Doctrine is a database abstraction I haven't worked with much, but I believe it has some similar, if not better according to some, abilities to that of Propel. Propel requires that the user using the system sets up a schema in XML for it to use for both building the SQL to insert into databases to create tables and for querying. It then provides objects as an interface to the database. By doing things like BaseObject.getId(1), it returns an object of type Object that has methods like object->getName() that returns that contents of that column for that object. It basically lets the developer ignore SQL altogether because the XML is the only thing propel needs to create SQL that works with pretty much any database. It also has data loading capabilities from XML documents as well. A lot of this does need to happen on the command line, meaning, I don't know if they have an interface from PHP to do the data loading and what not, though they probably do. Altogether, the only thing required of the developer is to know that names of the objects that represent the database tables as well as writing the XML to represent the database and the data. You can see more on Propel at http://propel.phpdb.org/trac/
and more on Doctrine at http://www.phpdoctrine.org/
. Propel is the ORM with the higher version number, though this doesn't necessarily mean anything.
By using these object interfaces, the end result is a more layered system that becomes less locked into a certain way to do things. This gives a much more open system much like that of the OSI or TCP/IP models where each layer can be changed as long as the interfaces remain the same.

————

• Set of tasks:
1. Answer these questions about the ORM passage:
(a) In what format does Propel require the user to set up a schema?
(b) Which ORM has the higher version number?
(c) Which models does the text compare the resulting layered system to?
2. Repeat the ORM passage, everything from "By using these" down to "remain the same.".

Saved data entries

————

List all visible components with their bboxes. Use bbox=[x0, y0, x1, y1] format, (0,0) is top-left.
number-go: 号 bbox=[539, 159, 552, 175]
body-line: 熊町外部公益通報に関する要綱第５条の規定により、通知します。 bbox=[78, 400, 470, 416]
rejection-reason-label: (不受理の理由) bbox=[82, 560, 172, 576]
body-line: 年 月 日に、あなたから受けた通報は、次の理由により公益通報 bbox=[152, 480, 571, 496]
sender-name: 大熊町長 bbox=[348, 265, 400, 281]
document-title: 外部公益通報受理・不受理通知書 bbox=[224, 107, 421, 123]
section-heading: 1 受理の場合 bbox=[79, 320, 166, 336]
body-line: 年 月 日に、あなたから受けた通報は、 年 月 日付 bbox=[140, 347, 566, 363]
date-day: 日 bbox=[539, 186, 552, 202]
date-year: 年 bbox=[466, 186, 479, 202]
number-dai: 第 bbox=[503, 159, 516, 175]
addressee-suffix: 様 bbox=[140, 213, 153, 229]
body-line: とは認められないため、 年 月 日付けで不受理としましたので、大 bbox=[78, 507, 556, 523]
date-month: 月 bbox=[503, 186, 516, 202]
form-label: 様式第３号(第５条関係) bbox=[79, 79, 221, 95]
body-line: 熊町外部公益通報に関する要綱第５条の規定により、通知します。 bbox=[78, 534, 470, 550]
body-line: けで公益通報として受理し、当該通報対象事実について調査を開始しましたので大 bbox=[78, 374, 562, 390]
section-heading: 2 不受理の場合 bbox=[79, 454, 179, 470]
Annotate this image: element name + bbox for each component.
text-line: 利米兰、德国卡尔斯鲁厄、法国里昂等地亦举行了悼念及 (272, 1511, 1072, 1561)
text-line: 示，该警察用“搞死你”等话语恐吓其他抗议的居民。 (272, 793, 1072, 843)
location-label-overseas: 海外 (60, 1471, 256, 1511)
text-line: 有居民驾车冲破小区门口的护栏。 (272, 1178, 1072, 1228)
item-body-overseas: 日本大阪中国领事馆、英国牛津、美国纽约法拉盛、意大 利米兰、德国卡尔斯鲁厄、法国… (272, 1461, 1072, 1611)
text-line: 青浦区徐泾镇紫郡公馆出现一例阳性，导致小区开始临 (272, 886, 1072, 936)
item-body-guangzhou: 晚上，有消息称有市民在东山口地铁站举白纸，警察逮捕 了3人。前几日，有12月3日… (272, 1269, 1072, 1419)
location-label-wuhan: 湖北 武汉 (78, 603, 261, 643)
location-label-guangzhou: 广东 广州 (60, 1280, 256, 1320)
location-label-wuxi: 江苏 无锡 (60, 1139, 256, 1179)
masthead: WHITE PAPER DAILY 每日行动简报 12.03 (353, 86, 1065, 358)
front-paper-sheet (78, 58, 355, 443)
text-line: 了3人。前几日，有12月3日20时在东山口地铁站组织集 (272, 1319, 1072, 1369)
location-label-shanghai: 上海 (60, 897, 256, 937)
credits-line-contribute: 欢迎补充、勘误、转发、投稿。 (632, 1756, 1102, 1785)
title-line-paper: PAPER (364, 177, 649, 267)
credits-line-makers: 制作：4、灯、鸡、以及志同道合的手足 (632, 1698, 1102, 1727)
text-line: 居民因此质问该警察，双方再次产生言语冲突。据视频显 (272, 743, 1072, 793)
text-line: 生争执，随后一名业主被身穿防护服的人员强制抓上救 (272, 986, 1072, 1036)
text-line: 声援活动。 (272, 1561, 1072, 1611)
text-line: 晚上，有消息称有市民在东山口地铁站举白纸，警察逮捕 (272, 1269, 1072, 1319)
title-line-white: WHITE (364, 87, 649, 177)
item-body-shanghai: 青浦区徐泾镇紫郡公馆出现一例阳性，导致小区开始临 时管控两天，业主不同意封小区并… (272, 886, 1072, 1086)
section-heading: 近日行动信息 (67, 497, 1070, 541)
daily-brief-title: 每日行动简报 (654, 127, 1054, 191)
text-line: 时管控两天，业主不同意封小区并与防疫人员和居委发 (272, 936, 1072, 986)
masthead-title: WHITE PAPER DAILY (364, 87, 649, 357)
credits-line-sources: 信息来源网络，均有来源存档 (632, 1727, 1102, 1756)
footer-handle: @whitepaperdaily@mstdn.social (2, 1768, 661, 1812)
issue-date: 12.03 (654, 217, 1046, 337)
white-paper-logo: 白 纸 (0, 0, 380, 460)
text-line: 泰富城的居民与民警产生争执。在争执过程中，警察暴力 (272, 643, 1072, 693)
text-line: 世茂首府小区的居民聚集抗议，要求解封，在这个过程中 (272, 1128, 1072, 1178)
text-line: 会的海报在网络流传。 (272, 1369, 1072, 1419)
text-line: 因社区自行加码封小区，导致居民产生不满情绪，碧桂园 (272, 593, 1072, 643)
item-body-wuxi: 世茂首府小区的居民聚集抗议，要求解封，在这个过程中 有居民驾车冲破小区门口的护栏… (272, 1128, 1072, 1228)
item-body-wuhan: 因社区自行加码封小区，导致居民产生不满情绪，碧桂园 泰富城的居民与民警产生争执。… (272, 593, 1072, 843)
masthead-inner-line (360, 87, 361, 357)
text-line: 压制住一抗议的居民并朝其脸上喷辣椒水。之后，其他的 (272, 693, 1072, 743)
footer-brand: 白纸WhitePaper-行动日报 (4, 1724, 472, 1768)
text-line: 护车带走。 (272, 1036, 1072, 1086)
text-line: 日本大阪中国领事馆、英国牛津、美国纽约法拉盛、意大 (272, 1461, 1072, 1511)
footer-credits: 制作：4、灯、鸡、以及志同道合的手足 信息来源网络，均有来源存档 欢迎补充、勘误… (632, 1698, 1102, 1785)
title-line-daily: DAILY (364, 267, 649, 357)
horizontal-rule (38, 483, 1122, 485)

————

• Exercise solutions:
1.
(a) XML
(b) Propel
(c) The OSI or TCP/IP models

2.
By using these object interfaces, the end result is a more layered system that becomes less locked into a certain way to do things. This gives a much more open system much like that of the OSI or TCP/IP models where each layer can be changed as long as the interfaces remain the same.